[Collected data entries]
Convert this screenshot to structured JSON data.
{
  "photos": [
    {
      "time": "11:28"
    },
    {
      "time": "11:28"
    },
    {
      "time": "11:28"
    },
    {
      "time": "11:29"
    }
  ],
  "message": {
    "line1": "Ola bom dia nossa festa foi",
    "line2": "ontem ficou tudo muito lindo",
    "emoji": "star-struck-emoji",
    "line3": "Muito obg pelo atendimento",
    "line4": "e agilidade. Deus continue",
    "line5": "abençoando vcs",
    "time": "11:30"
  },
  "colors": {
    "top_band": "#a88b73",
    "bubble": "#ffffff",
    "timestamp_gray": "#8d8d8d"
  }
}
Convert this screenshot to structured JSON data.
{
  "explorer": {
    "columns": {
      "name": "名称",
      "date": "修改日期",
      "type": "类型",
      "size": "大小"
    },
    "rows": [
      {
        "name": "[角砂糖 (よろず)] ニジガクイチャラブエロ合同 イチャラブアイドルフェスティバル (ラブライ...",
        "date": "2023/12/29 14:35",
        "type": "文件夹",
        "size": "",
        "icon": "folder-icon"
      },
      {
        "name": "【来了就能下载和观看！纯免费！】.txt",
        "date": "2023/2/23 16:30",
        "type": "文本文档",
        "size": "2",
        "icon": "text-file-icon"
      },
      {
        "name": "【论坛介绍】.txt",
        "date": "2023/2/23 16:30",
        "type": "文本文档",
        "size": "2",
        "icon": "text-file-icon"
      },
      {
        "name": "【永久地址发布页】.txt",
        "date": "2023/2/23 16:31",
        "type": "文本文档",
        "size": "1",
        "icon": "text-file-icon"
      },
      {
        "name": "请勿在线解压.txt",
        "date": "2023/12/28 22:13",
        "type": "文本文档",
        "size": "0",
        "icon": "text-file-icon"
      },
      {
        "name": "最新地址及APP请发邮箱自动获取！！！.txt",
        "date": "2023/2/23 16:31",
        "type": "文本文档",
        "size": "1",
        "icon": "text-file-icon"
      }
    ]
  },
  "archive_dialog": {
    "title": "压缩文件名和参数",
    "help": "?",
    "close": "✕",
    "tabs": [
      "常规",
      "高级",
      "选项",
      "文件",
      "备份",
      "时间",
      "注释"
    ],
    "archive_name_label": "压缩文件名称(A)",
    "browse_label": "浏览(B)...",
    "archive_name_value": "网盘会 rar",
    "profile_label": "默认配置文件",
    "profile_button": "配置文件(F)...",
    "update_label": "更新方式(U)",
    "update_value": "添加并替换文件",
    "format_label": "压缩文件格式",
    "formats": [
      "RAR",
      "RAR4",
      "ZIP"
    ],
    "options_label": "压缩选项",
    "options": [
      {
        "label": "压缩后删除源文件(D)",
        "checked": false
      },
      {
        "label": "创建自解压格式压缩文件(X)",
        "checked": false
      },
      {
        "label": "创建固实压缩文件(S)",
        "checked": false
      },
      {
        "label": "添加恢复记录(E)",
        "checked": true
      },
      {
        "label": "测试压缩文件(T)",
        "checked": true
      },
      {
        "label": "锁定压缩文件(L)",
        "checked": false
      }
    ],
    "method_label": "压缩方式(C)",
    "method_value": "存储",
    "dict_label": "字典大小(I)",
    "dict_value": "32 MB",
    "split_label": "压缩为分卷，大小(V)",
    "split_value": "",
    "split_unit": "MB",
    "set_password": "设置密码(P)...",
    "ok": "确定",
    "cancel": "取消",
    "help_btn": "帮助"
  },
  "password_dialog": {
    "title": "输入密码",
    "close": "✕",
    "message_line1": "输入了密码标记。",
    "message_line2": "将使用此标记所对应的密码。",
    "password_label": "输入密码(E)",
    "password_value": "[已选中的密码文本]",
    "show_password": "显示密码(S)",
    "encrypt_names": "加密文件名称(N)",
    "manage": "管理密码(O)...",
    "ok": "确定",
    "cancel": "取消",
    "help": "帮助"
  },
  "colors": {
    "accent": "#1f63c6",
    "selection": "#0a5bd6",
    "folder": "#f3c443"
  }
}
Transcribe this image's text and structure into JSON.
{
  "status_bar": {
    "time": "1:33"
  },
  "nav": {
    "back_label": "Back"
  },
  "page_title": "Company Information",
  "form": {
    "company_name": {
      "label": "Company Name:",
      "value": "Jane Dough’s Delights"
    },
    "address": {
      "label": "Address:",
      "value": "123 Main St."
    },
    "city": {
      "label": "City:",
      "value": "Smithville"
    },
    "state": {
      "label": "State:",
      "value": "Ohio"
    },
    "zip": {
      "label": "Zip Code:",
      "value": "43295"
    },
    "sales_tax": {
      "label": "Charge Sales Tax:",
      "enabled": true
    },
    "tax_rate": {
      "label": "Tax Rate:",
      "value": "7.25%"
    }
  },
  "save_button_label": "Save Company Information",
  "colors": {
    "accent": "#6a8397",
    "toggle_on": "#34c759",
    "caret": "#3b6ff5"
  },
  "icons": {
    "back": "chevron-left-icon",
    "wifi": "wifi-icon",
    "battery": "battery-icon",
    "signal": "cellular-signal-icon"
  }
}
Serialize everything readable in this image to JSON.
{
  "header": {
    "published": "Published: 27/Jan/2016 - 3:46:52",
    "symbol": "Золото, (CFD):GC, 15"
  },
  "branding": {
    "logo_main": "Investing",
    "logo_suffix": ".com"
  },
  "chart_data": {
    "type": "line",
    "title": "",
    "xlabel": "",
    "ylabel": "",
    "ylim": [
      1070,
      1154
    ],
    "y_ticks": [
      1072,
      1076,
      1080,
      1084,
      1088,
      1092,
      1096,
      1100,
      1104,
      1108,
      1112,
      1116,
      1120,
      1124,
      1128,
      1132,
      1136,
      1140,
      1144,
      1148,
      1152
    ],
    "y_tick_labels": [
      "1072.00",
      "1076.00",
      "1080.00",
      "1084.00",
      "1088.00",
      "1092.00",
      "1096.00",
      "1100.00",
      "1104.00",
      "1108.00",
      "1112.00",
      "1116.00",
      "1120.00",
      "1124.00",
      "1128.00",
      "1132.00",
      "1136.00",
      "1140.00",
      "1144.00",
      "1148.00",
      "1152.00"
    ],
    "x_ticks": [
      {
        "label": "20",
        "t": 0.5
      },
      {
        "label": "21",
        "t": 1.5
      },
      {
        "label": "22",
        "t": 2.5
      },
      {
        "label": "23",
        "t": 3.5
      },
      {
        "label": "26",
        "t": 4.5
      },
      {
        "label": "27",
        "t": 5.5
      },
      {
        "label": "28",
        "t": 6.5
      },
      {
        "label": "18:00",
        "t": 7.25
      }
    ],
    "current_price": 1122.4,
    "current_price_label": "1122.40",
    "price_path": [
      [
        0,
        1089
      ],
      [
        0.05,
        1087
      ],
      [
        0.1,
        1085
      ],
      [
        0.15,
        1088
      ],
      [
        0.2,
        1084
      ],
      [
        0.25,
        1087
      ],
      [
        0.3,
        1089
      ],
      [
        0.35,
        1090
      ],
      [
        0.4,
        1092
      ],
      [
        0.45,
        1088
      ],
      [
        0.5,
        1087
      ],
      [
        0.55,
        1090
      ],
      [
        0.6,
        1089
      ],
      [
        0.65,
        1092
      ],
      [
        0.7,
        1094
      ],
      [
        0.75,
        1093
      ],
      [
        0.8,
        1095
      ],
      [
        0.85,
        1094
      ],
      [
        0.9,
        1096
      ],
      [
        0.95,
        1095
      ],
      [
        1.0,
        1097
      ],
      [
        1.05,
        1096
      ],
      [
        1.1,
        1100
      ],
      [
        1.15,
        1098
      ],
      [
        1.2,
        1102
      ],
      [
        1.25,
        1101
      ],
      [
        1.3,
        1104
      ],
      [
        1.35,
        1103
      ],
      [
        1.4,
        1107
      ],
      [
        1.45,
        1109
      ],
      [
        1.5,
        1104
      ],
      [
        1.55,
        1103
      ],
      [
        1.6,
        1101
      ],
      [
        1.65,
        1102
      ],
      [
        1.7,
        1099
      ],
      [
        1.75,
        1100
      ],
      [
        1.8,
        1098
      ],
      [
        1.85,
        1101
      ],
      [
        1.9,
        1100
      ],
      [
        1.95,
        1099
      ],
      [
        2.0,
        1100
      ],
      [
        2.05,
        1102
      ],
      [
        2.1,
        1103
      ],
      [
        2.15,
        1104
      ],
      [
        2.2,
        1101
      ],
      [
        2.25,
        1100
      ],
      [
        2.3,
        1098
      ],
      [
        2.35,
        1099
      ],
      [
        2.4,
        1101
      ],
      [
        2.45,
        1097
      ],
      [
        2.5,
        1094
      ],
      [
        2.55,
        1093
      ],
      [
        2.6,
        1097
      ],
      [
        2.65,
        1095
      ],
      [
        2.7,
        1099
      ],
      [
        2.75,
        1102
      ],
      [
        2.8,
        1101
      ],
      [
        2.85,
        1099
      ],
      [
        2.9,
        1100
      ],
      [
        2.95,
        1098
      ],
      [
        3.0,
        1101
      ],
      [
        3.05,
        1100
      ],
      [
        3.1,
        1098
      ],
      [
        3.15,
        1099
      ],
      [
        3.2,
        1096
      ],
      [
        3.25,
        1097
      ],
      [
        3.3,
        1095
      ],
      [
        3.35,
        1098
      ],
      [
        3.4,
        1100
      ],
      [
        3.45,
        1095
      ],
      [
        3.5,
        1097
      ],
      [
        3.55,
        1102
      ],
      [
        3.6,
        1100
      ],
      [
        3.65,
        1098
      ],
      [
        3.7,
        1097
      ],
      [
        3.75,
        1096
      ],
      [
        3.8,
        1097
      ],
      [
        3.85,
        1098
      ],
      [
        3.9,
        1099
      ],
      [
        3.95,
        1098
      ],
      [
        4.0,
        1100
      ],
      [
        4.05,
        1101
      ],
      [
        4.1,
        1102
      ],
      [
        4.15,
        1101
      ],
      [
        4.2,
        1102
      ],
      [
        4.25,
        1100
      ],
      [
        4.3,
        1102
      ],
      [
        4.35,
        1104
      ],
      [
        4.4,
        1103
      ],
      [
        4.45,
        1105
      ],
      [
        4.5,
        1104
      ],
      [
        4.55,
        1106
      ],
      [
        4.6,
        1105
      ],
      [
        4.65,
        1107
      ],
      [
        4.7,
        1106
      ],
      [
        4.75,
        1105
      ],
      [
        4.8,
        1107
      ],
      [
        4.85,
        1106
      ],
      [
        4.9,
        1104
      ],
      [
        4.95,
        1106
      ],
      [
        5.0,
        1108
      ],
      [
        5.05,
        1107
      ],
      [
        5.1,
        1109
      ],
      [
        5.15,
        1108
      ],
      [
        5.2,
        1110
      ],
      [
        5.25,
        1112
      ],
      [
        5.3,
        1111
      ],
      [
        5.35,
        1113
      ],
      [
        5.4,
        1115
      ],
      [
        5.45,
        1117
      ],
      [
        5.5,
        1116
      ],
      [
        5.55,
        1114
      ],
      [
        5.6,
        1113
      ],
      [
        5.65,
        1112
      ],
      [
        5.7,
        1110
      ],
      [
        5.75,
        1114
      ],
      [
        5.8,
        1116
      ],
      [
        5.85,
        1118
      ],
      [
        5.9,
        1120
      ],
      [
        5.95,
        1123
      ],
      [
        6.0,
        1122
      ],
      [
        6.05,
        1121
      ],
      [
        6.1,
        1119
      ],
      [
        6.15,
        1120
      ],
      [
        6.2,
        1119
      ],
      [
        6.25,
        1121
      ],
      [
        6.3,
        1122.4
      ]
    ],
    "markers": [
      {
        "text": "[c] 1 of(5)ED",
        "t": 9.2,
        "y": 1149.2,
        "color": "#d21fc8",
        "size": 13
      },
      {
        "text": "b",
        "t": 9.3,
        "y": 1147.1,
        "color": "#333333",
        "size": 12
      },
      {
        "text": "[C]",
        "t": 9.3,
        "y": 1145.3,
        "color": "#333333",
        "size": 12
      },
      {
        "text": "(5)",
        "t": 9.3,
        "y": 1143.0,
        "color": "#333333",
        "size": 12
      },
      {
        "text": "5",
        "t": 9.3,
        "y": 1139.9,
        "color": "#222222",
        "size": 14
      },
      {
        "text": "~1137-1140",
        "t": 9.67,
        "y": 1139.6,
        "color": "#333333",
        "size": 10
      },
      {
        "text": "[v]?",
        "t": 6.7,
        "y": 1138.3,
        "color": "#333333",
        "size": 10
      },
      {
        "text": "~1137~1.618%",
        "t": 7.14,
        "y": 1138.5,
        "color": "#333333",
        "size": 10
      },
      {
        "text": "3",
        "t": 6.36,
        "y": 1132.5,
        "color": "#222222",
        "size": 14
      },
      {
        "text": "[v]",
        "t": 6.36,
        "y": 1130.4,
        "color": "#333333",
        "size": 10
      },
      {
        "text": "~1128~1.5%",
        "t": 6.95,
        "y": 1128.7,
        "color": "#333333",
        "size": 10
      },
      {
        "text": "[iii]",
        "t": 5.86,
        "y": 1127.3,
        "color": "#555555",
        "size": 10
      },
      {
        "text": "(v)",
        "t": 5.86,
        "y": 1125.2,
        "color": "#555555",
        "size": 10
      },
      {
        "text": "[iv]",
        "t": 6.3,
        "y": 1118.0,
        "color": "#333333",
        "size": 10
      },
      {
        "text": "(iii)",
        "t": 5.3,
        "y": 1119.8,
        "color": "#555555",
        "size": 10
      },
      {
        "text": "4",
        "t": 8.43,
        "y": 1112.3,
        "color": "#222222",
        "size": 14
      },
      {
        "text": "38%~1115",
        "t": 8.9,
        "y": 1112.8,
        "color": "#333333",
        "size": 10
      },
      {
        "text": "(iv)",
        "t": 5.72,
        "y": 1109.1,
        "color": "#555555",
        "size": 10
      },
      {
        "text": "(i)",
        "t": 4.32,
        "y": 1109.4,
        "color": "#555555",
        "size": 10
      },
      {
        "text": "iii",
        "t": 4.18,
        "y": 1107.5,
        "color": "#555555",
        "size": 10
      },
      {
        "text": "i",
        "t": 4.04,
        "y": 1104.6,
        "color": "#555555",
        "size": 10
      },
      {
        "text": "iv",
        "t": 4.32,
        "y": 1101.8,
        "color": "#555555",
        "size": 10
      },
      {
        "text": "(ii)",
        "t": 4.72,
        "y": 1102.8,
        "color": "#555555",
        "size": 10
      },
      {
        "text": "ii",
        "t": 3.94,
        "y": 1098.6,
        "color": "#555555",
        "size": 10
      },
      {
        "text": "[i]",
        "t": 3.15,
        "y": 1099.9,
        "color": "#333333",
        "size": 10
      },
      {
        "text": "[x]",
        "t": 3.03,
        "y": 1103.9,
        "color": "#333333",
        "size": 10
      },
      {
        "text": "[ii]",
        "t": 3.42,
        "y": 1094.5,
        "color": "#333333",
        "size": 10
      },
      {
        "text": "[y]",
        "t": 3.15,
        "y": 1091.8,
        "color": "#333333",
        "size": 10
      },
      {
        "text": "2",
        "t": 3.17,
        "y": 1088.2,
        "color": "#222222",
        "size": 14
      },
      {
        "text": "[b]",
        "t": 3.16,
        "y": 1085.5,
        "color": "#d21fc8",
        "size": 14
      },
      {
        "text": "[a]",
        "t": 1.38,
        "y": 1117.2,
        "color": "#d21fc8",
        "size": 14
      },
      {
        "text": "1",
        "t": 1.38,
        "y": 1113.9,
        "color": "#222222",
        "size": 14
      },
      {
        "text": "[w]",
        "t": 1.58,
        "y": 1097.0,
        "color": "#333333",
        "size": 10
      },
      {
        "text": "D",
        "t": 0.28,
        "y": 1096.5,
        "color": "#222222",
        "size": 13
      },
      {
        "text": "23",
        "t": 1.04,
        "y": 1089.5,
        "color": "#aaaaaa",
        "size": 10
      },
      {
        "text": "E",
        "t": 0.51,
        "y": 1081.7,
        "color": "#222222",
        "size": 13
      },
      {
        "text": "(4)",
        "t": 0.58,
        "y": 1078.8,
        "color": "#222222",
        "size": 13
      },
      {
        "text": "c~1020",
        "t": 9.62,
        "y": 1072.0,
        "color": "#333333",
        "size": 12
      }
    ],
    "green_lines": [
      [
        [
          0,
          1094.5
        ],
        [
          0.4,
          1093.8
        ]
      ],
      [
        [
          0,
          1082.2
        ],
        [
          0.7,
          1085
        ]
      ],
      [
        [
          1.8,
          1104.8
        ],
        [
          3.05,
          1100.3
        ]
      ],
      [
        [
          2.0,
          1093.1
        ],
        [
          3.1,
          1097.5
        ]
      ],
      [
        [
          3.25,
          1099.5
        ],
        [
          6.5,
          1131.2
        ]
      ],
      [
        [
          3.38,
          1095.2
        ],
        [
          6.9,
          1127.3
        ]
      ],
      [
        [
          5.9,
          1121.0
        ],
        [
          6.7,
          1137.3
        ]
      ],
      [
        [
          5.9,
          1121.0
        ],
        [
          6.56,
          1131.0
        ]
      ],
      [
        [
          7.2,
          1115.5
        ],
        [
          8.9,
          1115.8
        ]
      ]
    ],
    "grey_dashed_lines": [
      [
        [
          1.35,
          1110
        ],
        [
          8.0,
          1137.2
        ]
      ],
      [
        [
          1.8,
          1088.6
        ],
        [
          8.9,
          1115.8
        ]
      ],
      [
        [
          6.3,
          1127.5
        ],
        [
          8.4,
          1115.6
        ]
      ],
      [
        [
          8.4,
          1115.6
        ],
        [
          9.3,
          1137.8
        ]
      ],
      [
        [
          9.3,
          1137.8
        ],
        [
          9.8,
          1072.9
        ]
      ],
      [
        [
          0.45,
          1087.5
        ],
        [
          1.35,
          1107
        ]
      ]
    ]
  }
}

What is expected - List the lines of the records where "JSON" occurs.

Final result -
Convert this screenshot to structured JSON data.
Convert this screenshot to structured JSON data.
Transcribe this image's text and structure into JSON.
Serialize everything readable in this image to JSON.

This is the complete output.